Entries >>
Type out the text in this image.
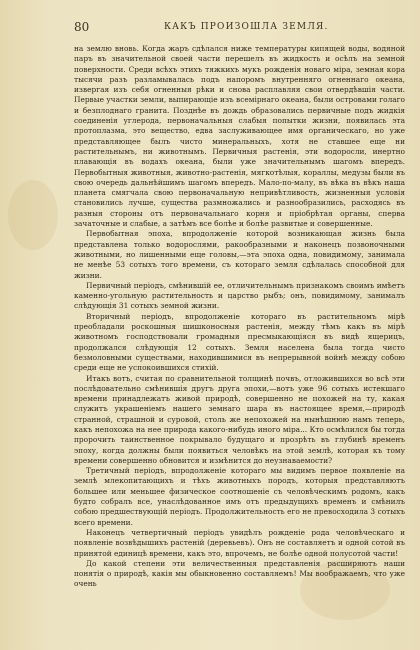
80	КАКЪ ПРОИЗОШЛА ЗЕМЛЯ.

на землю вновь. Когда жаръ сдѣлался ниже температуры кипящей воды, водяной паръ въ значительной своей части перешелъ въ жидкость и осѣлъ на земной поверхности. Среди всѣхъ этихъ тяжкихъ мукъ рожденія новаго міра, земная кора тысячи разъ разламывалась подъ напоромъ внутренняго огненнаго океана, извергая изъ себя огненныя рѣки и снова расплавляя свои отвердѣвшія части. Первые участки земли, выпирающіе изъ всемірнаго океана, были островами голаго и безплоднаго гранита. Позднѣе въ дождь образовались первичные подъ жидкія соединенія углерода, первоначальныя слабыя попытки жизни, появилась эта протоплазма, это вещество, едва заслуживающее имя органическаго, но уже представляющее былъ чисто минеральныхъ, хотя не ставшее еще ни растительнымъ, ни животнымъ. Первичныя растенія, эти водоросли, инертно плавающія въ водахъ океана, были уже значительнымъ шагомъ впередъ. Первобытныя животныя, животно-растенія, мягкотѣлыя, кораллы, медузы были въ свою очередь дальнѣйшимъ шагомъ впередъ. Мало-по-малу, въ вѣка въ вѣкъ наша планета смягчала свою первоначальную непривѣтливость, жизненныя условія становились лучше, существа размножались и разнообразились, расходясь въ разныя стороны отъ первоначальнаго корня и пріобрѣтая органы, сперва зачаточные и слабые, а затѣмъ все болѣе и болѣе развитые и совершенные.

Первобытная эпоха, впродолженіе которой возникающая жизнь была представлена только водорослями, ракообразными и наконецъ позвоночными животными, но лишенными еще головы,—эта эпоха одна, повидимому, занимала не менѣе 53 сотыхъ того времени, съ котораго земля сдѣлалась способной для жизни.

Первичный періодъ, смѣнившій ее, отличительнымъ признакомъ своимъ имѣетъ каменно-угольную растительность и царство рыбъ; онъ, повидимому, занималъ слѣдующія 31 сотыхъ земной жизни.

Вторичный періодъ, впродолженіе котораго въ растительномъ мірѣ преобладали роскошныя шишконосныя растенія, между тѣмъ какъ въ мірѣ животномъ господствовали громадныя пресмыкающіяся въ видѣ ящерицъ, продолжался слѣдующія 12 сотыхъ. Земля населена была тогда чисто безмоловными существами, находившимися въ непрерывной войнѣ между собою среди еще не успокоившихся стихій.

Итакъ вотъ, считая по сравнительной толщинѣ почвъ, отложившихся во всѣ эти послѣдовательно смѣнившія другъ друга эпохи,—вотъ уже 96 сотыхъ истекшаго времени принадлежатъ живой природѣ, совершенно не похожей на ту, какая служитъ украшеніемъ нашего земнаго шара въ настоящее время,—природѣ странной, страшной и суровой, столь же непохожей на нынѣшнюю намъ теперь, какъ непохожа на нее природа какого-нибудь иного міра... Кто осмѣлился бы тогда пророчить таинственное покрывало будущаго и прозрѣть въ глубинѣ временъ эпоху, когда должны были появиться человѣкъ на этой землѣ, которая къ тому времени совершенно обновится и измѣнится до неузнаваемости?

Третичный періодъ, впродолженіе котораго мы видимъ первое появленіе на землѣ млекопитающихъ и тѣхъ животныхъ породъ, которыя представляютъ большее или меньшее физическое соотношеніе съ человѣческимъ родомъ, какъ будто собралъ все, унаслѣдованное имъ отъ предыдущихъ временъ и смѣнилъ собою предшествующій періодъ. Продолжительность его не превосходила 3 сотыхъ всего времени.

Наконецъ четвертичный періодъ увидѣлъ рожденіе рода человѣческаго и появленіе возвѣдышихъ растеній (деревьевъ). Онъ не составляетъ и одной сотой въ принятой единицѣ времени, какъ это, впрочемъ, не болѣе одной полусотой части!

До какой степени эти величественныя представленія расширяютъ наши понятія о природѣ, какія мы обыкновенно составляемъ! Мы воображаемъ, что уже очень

Problem details >> Scan the records above for the string "повидимому", then report every line that contains it.

Answer to this task >>
Первобытная эпоха, впродолженіе которой возникающая жизнь была представлена только водорослями, ракообразными и наконецъ позвоночными животными, но лишенными еще головы,—эта эпоха одна, повидимому, занимала не менѣе 53 сотыхъ того времени, съ котораго земля сдѣлалась способной для жизни.
Первичный періодъ, смѣнившій ее, отличительнымъ признакомъ своимъ имѣетъ каменно-угольную растительность и царство рыбъ; онъ, повидимому, занималъ слѣдующія 31 сотыхъ земной жизни.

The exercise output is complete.